What is expected. Only the number is wanted: how many lines contain the word "encontrado"?

Records for the exercise.
------------------------------------------------

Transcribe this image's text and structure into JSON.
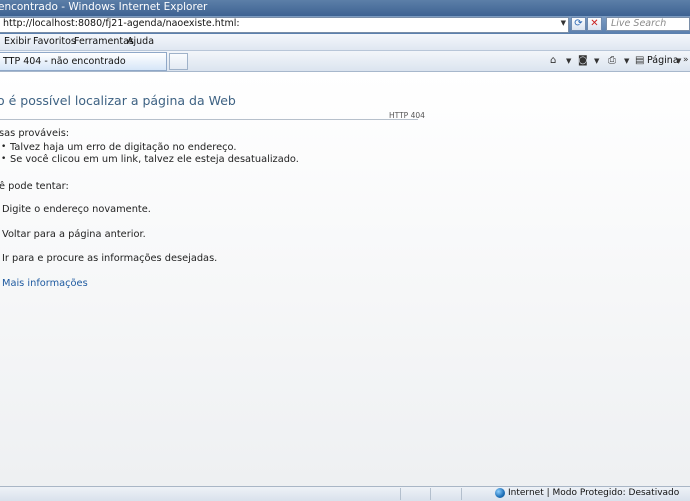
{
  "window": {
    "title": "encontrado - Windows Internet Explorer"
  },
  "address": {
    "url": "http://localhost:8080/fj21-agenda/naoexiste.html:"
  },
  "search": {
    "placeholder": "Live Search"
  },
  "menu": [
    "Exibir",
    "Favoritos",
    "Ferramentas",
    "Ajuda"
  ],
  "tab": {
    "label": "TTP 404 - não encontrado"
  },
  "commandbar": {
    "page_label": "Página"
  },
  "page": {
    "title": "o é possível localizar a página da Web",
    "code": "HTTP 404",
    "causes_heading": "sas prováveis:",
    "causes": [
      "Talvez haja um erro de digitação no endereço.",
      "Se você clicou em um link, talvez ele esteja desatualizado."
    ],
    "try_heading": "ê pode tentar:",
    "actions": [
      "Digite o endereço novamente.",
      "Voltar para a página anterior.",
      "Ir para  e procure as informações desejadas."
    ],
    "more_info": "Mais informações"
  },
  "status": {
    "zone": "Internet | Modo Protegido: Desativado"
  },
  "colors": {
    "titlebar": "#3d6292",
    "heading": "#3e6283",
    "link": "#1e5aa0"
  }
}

------------------------------------------------

Solution for this problem. 2